- STATED EXERCISE: Each entry below is to be printed verbatim.

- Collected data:
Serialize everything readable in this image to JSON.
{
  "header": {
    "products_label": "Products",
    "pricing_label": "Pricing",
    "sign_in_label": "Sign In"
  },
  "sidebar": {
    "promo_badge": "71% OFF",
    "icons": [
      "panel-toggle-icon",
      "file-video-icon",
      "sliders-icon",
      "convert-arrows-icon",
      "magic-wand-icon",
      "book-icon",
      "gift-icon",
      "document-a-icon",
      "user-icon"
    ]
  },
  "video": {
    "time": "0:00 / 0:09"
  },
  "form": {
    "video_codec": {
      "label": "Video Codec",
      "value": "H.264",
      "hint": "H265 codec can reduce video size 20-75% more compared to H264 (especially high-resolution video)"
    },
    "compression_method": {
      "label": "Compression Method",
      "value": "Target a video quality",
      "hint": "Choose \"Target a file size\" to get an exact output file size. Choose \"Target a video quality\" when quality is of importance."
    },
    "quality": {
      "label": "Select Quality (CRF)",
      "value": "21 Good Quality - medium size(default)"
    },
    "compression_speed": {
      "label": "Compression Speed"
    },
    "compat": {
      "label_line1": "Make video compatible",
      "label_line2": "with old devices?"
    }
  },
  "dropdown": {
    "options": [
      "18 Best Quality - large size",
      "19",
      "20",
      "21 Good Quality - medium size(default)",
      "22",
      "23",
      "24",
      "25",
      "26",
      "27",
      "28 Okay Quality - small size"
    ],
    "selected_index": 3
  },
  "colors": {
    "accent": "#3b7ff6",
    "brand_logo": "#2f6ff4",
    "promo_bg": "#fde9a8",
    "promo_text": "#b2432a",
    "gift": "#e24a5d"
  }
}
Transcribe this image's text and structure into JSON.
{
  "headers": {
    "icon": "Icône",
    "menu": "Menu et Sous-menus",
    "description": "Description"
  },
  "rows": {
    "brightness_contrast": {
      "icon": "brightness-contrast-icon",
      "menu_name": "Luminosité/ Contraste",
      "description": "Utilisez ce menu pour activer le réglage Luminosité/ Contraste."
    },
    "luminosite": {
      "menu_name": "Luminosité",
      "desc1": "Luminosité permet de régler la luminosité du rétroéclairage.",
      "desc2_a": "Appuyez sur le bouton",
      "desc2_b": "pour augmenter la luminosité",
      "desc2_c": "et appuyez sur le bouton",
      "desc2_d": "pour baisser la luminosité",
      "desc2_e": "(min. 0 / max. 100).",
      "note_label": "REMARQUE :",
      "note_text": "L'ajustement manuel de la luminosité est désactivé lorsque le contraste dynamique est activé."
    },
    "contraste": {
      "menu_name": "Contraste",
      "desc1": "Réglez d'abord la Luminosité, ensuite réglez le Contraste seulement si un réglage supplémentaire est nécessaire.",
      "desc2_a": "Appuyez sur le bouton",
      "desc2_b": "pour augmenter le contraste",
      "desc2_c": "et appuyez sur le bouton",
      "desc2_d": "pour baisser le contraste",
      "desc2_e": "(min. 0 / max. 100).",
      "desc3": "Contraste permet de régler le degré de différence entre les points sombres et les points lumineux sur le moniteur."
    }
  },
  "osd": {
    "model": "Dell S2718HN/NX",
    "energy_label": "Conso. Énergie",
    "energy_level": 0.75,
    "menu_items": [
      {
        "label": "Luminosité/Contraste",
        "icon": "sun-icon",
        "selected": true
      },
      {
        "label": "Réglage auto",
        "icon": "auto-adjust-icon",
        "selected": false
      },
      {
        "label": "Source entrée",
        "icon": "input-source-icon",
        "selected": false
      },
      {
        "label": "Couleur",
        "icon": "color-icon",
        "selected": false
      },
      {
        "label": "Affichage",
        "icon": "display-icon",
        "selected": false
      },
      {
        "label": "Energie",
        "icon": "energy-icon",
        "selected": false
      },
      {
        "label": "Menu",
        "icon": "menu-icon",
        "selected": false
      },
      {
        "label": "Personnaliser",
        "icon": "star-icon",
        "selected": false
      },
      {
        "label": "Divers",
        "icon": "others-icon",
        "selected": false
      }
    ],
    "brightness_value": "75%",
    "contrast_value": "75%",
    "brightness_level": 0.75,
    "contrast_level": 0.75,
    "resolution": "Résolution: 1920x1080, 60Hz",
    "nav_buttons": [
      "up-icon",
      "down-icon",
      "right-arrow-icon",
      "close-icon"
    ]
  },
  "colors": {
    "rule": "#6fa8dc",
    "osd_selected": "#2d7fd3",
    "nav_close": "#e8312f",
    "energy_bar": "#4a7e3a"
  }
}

- RESULT OF THE TASK:
Serialize everything readable in this image to JSON.
{
  "header": {
    "products_label": "Products",
    "pricing_label": "Pricing",
    "sign_in_label": "Sign In"
  },
  "sidebar": {
    "promo_badge": "71% OFF",
    "icons": [
      "panel-toggle-icon",
      "file-video-icon",
      "sliders-icon",
      "convert-arrows-icon",
      "magic-wand-icon",
      "book-icon",
      "gift-icon",
      "document-a-icon",
      "user-icon"
    ]
  },
  "video": {
    "time": "0:00 / 0:09"
  },
  "form": {
    "video_codec": {
      "label": "Video Codec",
      "value": "H.264",
      "hint": "H265 codec can reduce video size 20-75% more compared to H264 (especially high-resolution video)"
    },
    "compression_method": {
      "label": "Compression Method",
      "value": "Target a video quality",
      "hint": "Choose \"Target a file size\" to get an exact output file size. Choose \"Target a video quality\" when quality is of importance."
    },
    "quality": {
      "label": "Select Quality (CRF)",
      "value": "21 Good Quality - medium size(default)"
    },
    "compression_speed": {
      "label": "Compression Speed"
    },
    "compat": {
      "label_line1": "Make video compatible",
      "label_line2": "with old devices?"
    }
  },
  "dropdown": {
    "options": [
      "18 Best Quality - large size",
      "19",
      "20",
      "21 Good Quality - medium size(default)",
      "22",
      "23",
      "24",
      "25",
      "26",
      "27",
      "28 Okay Quality - small size"
    ],
    "selected_index": 3
  },
  "colors": {
    "accent": "#3b7ff6",
    "brand_logo": "#2f6ff4",
    "promo_bg": "#fde9a8",
    "promo_text": "#b2432a",
    "gift": "#e24a5d"
  }
}
Transcribe this image's text and structure into JSON.
{
  "headers": {
    "icon": "Icône",
    "menu": "Menu et Sous-menus",
    "description": "Description"
  },
  "rows": {
    "brightness_contrast": {
      "icon": "brightness-contrast-icon",
      "menu_name": "Luminosité/ Contraste",
      "description": "Utilisez ce menu pour activer le réglage Luminosité/ Contraste."
    },
    "luminosite": {
      "menu_name": "Luminosité",
      "desc1": "Luminosité permet de régler la luminosité du rétroéclairage.",
      "desc2_a": "Appuyez sur le bouton",
      "desc2_b": "pour augmenter la luminosité",
      "desc2_c": "et appuyez sur le bouton",
      "desc2_d": "pour baisser la luminosité",
      "desc2_e": "(min. 0 / max. 100).",
      "note_label": "REMARQUE :",
      "note_text": "L'ajustement manuel de la luminosité est désactivé lorsque le contraste dynamique est activé."
    },
    "contraste": {
      "menu_name": "Contraste",
      "desc1": "Réglez d'abord la Luminosité, ensuite réglez le Contraste seulement si un réglage supplémentaire est nécessaire.",
      "desc2_a": "Appuyez sur le bouton",
      "desc2_b": "pour augmenter le contraste",
      "desc2_c": "et appuyez sur le bouton",
      "desc2_d": "pour baisser le contraste",
      "desc2_e": "(min. 0 / max. 100).",
      "desc3": "Contraste permet de régler le degré de différence entre les points sombres et les points lumineux sur le moniteur."
    }
  },
  "osd": {
    "model": "Dell S2718HN/NX",
    "energy_label": "Conso. Énergie",
    "energy_level": 0.75,
    "menu_items": [
      {
        "label": "Luminosité/Contraste",
        "icon": "sun-icon",
        "selected": true
      },
      {
        "label": "Réglage auto",
        "icon": "auto-adjust-icon",
        "selected": false
      },
      {
        "label": "Source entrée",
        "icon": "input-source-icon",
        "selected": false
      },
      {
        "label": "Couleur",
        "icon": "color-icon",
        "selected": false
      },
      {
        "label": "Affichage",
        "icon": "display-icon",
        "selected": false
      },
      {
        "label": "Energie",
        "icon": "energy-icon",
        "selected": false
      },
      {
        "label": "Menu",
        "icon": "menu-icon",
        "selected": false
      },
      {
        "label": "Personnaliser",
        "icon": "star-icon",
        "selected": false
      },
      {
        "label": "Divers",
        "icon": "others-icon",
        "selected": false
      }
    ],
    "brightness_value": "75%",
    "contrast_value": "75%",
    "brightness_level": 0.75,
    "contrast_level": 0.75,
    "resolution": "Résolution: 1920x1080, 60Hz",
    "nav_buttons": [
      "up-icon",
      "down-icon",
      "right-arrow-icon",
      "close-icon"
    ]
  },
  "colors": {
    "rule": "#6fa8dc",
    "osd_selected": "#2d7fd3",
    "nav_close": "#e8312f",
    "energy_bar": "#4a7e3a"
  }
}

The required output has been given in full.